%%

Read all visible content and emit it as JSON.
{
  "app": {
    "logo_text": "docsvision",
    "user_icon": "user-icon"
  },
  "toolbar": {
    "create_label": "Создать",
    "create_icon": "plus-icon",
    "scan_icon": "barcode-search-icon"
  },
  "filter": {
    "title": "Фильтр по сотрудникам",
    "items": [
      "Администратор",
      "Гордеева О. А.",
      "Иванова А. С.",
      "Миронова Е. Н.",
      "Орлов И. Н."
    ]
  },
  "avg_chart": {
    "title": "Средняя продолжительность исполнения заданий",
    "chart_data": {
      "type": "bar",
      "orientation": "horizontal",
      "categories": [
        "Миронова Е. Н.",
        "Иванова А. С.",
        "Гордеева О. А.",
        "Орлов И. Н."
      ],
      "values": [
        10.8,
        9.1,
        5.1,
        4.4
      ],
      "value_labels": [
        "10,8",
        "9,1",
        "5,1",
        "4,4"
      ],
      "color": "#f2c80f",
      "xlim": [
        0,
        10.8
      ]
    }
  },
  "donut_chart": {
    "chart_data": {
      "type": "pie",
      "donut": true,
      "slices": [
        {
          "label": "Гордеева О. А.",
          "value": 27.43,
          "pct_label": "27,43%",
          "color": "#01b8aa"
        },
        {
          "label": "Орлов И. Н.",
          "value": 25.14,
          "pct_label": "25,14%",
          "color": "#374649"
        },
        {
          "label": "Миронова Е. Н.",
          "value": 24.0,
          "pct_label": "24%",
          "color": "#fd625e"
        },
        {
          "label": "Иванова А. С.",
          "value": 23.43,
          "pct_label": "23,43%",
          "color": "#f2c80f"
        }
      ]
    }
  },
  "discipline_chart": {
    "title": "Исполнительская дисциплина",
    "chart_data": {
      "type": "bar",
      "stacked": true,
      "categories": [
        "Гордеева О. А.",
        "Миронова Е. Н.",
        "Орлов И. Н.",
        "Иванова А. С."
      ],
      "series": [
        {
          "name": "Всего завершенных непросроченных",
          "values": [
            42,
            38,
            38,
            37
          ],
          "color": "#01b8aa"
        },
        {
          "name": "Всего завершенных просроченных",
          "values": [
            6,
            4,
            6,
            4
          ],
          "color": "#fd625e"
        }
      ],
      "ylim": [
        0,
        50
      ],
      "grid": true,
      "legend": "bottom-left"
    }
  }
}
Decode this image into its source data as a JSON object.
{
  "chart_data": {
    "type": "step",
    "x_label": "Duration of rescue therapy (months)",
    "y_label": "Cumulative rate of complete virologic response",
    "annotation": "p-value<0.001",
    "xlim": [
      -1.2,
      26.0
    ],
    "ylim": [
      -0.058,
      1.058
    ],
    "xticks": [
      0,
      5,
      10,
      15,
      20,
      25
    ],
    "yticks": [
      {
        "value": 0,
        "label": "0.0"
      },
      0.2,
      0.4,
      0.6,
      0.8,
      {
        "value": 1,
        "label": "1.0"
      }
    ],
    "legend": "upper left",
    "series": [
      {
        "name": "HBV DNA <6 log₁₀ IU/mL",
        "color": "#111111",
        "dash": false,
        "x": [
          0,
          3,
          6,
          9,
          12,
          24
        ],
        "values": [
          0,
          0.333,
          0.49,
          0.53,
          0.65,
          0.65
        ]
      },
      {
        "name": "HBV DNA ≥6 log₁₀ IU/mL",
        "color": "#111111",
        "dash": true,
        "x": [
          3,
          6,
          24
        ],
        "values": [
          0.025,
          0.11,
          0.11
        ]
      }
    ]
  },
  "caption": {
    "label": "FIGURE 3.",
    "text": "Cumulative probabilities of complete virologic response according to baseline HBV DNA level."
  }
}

%%

Short problem:
Take the lines above and print them exactly.

Complete answer:
Read all visible content and emit it as JSON.
{
  "app": {
    "logo_text": "docsvision",
    "user_icon": "user-icon"
  },
  "toolbar": {
    "create_label": "Создать",
    "create_icon": "plus-icon",
    "scan_icon": "barcode-search-icon"
  },
  "filter": {
    "title": "Фильтр по сотрудникам",
    "items": [
      "Администратор",
      "Гордеева О. А.",
      "Иванова А. С.",
      "Миронова Е. Н.",
      "Орлов И. Н."
    ]
  },
  "avg_chart": {
    "title": "Средняя продолжительность исполнения заданий",
    "chart_data": {
      "type": "bar",
      "orientation": "horizontal",
      "categories": [
        "Миронова Е. Н.",
        "Иванова А. С.",
        "Гордеева О. А.",
        "Орлов И. Н."
      ],
      "values": [
        10.8,
        9.1,
        5.1,
        4.4
      ],
      "value_labels": [
        "10,8",
        "9,1",
        "5,1",
        "4,4"
      ],
      "color": "#f2c80f",
      "xlim": [
        0,
        10.8
      ]
    }
  },
  "donut_chart": {
    "chart_data": {
      "type": "pie",
      "donut": true,
      "slices": [
        {
          "label": "Гордеева О. А.",
          "value": 27.43,
          "pct_label": "27,43%",
          "color": "#01b8aa"
        },
        {
          "label": "Орлов И. Н.",
          "value": 25.14,
          "pct_label": "25,14%",
          "color": "#374649"
        },
        {
          "label": "Миронова Е. Н.",
          "value": 24.0,
          "pct_label": "24%",
          "color": "#fd625e"
        },
        {
          "label": "Иванова А. С.",
          "value": 23.43,
          "pct_label": "23,43%",
          "color": "#f2c80f"
        }
      ]
    }
  },
  "discipline_chart": {
    "title": "Исполнительская дисциплина",
    "chart_data": {
      "type": "bar",
      "stacked": true,
      "categories": [
        "Гордеева О. А.",
        "Миронова Е. Н.",
        "Орлов И. Н.",
        "Иванова А. С."
      ],
      "series": [
        {
          "name": "Всего завершенных непросроченных",
          "values": [
            42,
            38,
            38,
            37
          ],
          "color": "#01b8aa"
        },
        {
          "name": "Всего завершенных просроченных",
          "values": [
            6,
            4,
            6,
            4
          ],
          "color": "#fd625e"
        }
      ],
      "ylim": [
        0,
        50
      ],
      "grid": true,
      "legend": "bottom-left"
    }
  }
}
Decode this image into its source data as a JSON object.
{
  "chart_data": {
    "type": "step",
    "x_label": "Duration of rescue therapy (months)",
    "y_label": "Cumulative rate of complete virologic response",
    "annotation": "p-value<0.001",
    "xlim": [
      -1.2,
      26.0
    ],
    "ylim": [
      -0.058,
      1.058
    ],
    "xticks": [
      0,
      5,
      10,
      15,
      20,
      25
    ],
    "yticks": [
      {
        "value": 0,
        "label": "0.0"
      },
      0.2,
      0.4,
      0.6,
      0.8,
      {
        "value": 1,
        "label": "1.0"
      }
    ],
    "legend": "upper left",
    "series": [
      {
        "name": "HBV DNA <6 log₁₀ IU/mL",
        "color": "#111111",
        "dash": false,
        "x": [
          0,
          3,
          6,
          9,
          12,
          24
        ],
        "values": [
          0,
          0.333,
          0.49,
          0.53,
          0.65,
          0.65
        ]
      },
      {
        "name": "HBV DNA ≥6 log₁₀ IU/mL",
        "color": "#111111",
        "dash": true,
        "x": [
          3,
          6,
          24
        ],
        "values": [
          0.025,
          0.11,
          0.11
        ]
      }
    ]
  },
  "caption": {
    "label": "FIGURE 3.",
    "text": "Cumulative probabilities of complete virologic response according to baseline HBV DNA level."
  }
}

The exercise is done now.